REQUEST
How many lines in the records below hold the string "settore"? Answer with the number alone.

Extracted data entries

-------------------------

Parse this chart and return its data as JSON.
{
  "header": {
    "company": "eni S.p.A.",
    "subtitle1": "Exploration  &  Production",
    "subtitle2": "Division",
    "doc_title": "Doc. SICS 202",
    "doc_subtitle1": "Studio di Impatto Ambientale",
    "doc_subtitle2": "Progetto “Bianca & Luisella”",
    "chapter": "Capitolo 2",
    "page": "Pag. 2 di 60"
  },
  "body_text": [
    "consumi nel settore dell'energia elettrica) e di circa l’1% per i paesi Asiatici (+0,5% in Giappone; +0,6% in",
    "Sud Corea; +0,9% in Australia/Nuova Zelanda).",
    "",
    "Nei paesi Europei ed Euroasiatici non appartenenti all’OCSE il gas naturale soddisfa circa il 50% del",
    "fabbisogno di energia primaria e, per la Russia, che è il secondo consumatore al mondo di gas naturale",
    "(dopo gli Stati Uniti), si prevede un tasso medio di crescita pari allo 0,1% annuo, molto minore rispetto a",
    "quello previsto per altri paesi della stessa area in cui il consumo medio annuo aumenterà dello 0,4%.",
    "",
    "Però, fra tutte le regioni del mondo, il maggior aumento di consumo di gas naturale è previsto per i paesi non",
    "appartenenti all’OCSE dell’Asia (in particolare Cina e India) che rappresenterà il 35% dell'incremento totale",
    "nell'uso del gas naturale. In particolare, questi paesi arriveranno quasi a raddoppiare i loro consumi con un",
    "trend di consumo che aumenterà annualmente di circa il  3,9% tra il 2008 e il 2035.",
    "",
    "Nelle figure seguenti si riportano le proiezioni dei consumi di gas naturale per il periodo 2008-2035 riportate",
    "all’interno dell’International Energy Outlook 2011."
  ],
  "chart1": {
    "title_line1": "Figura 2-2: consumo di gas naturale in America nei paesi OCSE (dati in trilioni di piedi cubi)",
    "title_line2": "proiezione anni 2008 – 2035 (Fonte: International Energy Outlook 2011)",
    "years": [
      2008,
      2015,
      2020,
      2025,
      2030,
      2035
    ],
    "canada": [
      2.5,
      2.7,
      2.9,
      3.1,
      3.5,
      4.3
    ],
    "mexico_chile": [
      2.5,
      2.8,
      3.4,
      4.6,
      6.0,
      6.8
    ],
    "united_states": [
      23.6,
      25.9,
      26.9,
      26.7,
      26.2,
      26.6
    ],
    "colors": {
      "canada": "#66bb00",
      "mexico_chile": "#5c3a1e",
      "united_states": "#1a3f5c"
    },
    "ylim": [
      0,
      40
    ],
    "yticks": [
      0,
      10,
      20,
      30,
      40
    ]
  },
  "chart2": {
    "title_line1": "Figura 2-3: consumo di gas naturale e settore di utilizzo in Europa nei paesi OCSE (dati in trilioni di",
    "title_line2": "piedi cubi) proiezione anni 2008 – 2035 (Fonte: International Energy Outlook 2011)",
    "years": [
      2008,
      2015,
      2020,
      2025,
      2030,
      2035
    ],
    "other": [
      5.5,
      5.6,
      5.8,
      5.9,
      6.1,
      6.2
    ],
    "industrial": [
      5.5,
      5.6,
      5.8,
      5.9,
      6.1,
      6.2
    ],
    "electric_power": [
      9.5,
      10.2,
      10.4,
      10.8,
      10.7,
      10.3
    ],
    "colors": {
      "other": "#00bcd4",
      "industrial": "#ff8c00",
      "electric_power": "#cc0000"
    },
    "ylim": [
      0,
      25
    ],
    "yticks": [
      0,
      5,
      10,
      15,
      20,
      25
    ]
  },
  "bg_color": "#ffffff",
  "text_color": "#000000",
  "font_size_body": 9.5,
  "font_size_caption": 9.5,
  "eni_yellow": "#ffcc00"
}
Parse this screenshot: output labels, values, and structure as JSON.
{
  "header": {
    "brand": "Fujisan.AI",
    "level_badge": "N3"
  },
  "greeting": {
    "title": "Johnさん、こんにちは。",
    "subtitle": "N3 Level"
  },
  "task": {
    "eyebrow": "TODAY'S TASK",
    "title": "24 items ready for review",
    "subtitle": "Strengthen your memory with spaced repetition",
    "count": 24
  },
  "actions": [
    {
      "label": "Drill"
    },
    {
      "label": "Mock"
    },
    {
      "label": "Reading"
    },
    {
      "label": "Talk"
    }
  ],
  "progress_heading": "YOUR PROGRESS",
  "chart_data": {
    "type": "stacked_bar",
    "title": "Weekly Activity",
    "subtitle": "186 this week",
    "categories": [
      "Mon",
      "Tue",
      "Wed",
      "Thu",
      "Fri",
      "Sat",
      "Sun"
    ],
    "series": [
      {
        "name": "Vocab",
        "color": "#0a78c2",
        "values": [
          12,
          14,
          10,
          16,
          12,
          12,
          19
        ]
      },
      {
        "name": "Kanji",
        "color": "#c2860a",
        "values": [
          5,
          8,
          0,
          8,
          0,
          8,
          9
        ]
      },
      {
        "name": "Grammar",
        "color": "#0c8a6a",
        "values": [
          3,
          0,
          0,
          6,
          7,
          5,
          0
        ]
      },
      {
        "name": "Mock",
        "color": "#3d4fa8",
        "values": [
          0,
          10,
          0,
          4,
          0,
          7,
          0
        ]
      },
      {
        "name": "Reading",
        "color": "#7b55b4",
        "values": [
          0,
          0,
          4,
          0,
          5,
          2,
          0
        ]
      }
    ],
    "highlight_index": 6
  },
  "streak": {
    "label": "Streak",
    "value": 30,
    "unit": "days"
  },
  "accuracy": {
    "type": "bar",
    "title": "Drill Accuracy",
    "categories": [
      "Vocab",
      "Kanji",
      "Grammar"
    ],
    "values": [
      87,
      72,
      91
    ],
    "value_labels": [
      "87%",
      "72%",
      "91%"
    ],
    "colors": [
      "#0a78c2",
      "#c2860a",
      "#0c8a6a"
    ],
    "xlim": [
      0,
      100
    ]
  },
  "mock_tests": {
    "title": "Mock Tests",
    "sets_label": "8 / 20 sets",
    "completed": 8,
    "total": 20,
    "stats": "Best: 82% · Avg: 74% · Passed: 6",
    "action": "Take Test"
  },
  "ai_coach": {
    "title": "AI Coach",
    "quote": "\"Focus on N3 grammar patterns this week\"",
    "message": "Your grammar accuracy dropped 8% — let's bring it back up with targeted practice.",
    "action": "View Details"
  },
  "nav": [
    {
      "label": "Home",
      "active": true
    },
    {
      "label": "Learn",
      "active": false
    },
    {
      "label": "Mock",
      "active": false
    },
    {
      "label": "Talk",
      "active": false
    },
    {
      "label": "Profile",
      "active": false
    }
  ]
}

-------------------------

RESULT BELOW
2